--- Start DATASET CONTENT ---

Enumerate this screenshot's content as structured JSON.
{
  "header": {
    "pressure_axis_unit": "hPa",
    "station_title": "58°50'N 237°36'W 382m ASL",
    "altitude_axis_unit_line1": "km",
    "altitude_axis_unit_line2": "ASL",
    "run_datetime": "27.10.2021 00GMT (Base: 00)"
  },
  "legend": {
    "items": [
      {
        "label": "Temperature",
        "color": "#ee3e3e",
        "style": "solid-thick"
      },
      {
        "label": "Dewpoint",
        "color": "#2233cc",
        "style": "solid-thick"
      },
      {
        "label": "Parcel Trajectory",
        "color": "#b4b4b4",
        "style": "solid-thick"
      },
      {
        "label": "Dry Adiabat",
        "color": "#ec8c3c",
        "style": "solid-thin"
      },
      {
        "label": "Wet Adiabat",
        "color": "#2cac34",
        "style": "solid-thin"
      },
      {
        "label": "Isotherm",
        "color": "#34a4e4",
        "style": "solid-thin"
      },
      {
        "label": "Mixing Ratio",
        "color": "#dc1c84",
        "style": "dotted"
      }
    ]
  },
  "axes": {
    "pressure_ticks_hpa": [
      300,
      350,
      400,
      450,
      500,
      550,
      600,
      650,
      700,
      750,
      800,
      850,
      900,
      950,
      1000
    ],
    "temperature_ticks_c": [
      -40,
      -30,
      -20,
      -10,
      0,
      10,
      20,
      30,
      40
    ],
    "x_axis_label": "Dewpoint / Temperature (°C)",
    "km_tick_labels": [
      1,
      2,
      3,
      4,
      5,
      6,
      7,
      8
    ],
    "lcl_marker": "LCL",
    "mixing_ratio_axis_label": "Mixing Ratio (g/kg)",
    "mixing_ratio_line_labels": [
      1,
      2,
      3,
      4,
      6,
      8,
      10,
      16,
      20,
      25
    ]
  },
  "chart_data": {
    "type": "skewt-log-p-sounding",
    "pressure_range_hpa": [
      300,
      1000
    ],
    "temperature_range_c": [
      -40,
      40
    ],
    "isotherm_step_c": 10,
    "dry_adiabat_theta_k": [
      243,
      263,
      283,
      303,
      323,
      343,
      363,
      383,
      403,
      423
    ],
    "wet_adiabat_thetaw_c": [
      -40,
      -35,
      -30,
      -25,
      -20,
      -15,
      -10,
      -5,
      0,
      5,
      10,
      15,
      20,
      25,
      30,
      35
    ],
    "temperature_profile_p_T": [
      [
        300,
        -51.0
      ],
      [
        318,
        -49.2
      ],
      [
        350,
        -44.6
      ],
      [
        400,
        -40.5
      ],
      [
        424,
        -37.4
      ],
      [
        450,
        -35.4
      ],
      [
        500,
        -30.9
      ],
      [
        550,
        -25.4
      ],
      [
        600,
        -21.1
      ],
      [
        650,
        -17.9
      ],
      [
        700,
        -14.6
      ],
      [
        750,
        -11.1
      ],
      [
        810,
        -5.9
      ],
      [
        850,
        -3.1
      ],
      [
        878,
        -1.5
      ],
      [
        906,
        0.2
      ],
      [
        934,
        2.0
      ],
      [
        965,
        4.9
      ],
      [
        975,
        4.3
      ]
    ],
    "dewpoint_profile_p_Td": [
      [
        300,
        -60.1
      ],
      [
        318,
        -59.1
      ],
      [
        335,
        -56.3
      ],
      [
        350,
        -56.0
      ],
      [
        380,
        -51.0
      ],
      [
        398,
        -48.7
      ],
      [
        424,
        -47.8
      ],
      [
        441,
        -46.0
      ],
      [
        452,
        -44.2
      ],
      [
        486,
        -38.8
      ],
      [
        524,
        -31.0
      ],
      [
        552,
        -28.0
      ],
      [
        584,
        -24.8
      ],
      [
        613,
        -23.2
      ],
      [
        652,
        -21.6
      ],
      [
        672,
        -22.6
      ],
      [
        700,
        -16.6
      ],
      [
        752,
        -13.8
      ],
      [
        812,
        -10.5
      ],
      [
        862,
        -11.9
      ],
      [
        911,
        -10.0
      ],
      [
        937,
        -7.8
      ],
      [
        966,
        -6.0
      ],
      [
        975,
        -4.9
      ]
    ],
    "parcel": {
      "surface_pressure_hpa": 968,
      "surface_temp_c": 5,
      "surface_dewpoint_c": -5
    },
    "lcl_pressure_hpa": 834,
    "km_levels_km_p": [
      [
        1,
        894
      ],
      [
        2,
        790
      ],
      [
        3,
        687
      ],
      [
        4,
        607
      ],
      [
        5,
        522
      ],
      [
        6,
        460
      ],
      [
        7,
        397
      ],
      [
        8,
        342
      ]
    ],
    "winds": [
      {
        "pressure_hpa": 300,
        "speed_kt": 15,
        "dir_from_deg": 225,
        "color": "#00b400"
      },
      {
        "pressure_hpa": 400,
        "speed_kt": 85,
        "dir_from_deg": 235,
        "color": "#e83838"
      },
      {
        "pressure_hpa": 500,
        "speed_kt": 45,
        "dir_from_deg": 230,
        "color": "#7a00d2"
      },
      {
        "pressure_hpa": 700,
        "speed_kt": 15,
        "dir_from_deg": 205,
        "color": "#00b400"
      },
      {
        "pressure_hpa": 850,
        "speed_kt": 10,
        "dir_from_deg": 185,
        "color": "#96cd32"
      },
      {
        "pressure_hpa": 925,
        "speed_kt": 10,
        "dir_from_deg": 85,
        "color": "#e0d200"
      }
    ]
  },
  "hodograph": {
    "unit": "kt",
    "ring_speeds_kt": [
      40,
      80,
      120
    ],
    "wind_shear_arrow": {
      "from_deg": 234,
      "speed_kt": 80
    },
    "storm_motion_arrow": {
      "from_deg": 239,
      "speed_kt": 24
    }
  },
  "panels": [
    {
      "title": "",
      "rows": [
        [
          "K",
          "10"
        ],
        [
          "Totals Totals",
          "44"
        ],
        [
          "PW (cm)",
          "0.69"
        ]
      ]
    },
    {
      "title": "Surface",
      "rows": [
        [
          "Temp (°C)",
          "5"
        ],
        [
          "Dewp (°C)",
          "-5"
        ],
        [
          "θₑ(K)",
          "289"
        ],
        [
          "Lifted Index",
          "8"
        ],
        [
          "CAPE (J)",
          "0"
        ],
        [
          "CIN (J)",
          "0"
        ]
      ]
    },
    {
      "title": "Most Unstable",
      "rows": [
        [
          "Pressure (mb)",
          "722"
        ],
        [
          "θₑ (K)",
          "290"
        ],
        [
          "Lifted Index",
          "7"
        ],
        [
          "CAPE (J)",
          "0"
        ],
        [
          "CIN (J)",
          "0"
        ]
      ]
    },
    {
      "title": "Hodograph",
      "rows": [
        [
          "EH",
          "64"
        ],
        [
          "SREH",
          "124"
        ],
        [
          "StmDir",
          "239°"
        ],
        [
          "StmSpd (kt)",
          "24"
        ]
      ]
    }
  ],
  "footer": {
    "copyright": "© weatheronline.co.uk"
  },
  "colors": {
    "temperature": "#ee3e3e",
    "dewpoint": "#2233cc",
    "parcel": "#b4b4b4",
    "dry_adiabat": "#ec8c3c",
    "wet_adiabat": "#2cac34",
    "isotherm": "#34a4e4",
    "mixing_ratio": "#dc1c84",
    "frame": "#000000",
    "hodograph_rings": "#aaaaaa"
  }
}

--- End DATASET CONTENT ---

*DIRECTIONS FOR THIS TASK*
From the data above, extract every line in its exact form.

*EXERCISE SOLUTION*
Enumerate this screenshot's content as structured JSON.
{
  "header": {
    "pressure_axis_unit": "hPa",
    "station_title": "58°50'N 237°36'W 382m ASL",
    "altitude_axis_unit_line1": "km",
    "altitude_axis_unit_line2": "ASL",
    "run_datetime": "27.10.2021 00GMT (Base: 00)"
  },
  "legend": {
    "items": [
      {
        "label": "Temperature",
        "color": "#ee3e3e",
        "style": "solid-thick"
      },
      {
        "label": "Dewpoint",
        "color": "#2233cc",
        "style": "solid-thick"
      },
      {
        "label": "Parcel Trajectory",
        "color": "#b4b4b4",
        "style": "solid-thick"
      },
      {
        "label": "Dry Adiabat",
        "color": "#ec8c3c",
        "style": "solid-thin"
      },
      {
        "label": "Wet Adiabat",
        "color": "#2cac34",
        "style": "solid-thin"
      },
      {
        "label": "Isotherm",
        "color": "#34a4e4",
        "style": "solid-thin"
      },
      {
        "label": "Mixing Ratio",
        "color": "#dc1c84",
        "style": "dotted"
      }
    ]
  },
  "axes": {
    "pressure_ticks_hpa": [
      300,
      350,
      400,
      450,
      500,
      550,
      600,
      650,
      700,
      750,
      800,
      850,
      900,
      950,
      1000
    ],
    "temperature_ticks_c": [
      -40,
      -30,
      -20,
      -10,
      0,
      10,
      20,
      30,
      40
    ],
    "x_axis_label": "Dewpoint / Temperature (°C)",
    "km_tick_labels": [
      1,
      2,
      3,
      4,
      5,
      6,
      7,
      8
    ],
    "lcl_marker": "LCL",
    "mixing_ratio_axis_label": "Mixing Ratio (g/kg)",
    "mixing_ratio_line_labels": [
      1,
      2,
      3,
      4,
      6,
      8,
      10,
      16,
      20,
      25
    ]
  },
  "chart_data": {
    "type": "skewt-log-p-sounding",
    "pressure_range_hpa": [
      300,
      1000
    ],
    "temperature_range_c": [
      -40,
      40
    ],
    "isotherm_step_c": 10,
    "dry_adiabat_theta_k": [
      243,
      263,
      283,
      303,
      323,
      343,
      363,
      383,
      403,
      423
    ],
    "wet_adiabat_thetaw_c": [
      -40,
      -35,
      -30,
      -25,
      -20,
      -15,
      -10,
      -5,
      0,
      5,
      10,
      15,
      20,
      25,
      30,
      35
    ],
    "temperature_profile_p_T": [
      [
        300,
        -51.0
      ],
      [
        318,
        -49.2
      ],
      [
        350,
        -44.6
      ],
      [
        400,
        -40.5
      ],
      [
        424,
        -37.4
      ],
      [
        450,
        -35.4
      ],
      [
        500,
        -30.9
      ],
      [
        550,
        -25.4
      ],
      [
        600,
        -21.1
      ],
      [
        650,
        -17.9
      ],
      [
        700,
        -14.6
      ],
      [
        750,
        -11.1
      ],
      [
        810,
        -5.9
      ],
      [
        850,
        -3.1
      ],
      [
        878,
        -1.5
      ],
      [
        906,
        0.2
      ],
      [
        934,
        2.0
      ],
      [
        965,
        4.9
      ],
      [
        975,
        4.3
      ]
    ],
    "dewpoint_profile_p_Td": [
      [
        300,
        -60.1
      ],
      [
        318,
        -59.1
      ],
      [
        335,
        -56.3
      ],
      [
        350,
        -56.0
      ],
      [
        380,
        -51.0
      ],
      [
        398,
        -48.7
      ],
      [
        424,
        -47.8
      ],
      [
        441,
        -46.0
      ],
      [
        452,
        -44.2
      ],
      [
        486,
        -38.8
      ],
      [
        524,
        -31.0
      ],
      [
        552,
        -28.0
      ],
      [
        584,
        -24.8
      ],
      [
        613,
        -23.2
      ],
      [
        652,
        -21.6
      ],
      [
        672,
        -22.6
      ],
      [
        700,
        -16.6
      ],
      [
        752,
        -13.8
      ],
      [
        812,
        -10.5
      ],
      [
        862,
        -11.9
      ],
      [
        911,
        -10.0
      ],
      [
        937,
        -7.8
      ],
      [
        966,
        -6.0
      ],
      [
        975,
        -4.9
      ]
    ],
    "parcel": {
      "surface_pressure_hpa": 968,
      "surface_temp_c": 5,
      "surface_dewpoint_c": -5
    },
    "lcl_pressure_hpa": 834,
    "km_levels_km_p": [
      [
        1,
        894
      ],
      [
        2,
        790
      ],
      [
        3,
        687
      ],
      [
        4,
        607
      ],
      [
        5,
        522
      ],
      [
        6,
        460
      ],
      [
        7,
        397
      ],
      [
        8,
        342
      ]
    ],
    "winds": [
      {
        "pressure_hpa": 300,
        "speed_kt": 15,
        "dir_from_deg": 225,
        "color": "#00b400"
      },
      {
        "pressure_hpa": 400,
        "speed_kt": 85,
        "dir_from_deg": 235,
        "color": "#e83838"
      },
      {
        "pressure_hpa": 500,
        "speed_kt": 45,
        "dir_from_deg": 230,
        "color": "#7a00d2"
      },
      {
        "pressure_hpa": 700,
        "speed_kt": 15,
        "dir_from_deg": 205,
        "color": "#00b400"
      },
      {
        "pressure_hpa": 850,
        "speed_kt": 10,
        "dir_from_deg": 185,
        "color": "#96cd32"
      },
      {
        "pressure_hpa": 925,
        "speed_kt": 10,
        "dir_from_deg": 85,
        "color": "#e0d200"
      }
    ]
  },
  "hodograph": {
    "unit": "kt",
    "ring_speeds_kt": [
      40,
      80,
      120
    ],
    "wind_shear_arrow": {
      "from_deg": 234,
      "speed_kt": 80
    },
    "storm_motion_arrow": {
      "from_deg": 239,
      "speed_kt": 24
    }
  },
  "panels": [
    {
      "title": "",
      "rows": [
        [
          "K",
          "10"
        ],
        [
          "Totals Totals",
          "44"
        ],
        [
          "PW (cm)",
          "0.69"
        ]
      ]
    },
    {
      "title": "Surface",
      "rows": [
        [
          "Temp (°C)",
          "5"
        ],
        [
          "Dewp (°C)",
          "-5"
        ],
        [
          "θₑ(K)",
          "289"
        ],
        [
          "Lifted Index",
          "8"
        ],
        [
          "CAPE (J)",
          "0"
        ],
        [
          "CIN (J)",
          "0"
        ]
      ]
    },
    {
      "title": "Most Unstable",
      "rows": [
        [
          "Pressure (mb)",
          "722"
        ],
        [
          "θₑ (K)",
          "290"
        ],
        [
          "Lifted Index",
          "7"
        ],
        [
          "CAPE (J)",
          "0"
        ],
        [
          "CIN (J)",
          "0"
        ]
      ]
    },
    {
      "title": "Hodograph",
      "rows": [
        [
          "EH",
          "64"
        ],
        [
          "SREH",
          "124"
        ],
        [
          "StmDir",
          "239°"
        ],
        [
          "StmSpd (kt)",
          "24"
        ]
      ]
    }
  ],
  "footer": {
    "copyright": "© weatheronline.co.uk"
  },
  "colors": {
    "temperature": "#ee3e3e",
    "dewpoint": "#2233cc",
    "parcel": "#b4b4b4",
    "dry_adiabat": "#ec8c3c",
    "wet_adiabat": "#2cac34",
    "isotherm": "#34a4e4",
    "mixing_ratio": "#dc1c84",
    "frame": "#000000",
    "hodograph_rings": "#aaaaaa"
  }
}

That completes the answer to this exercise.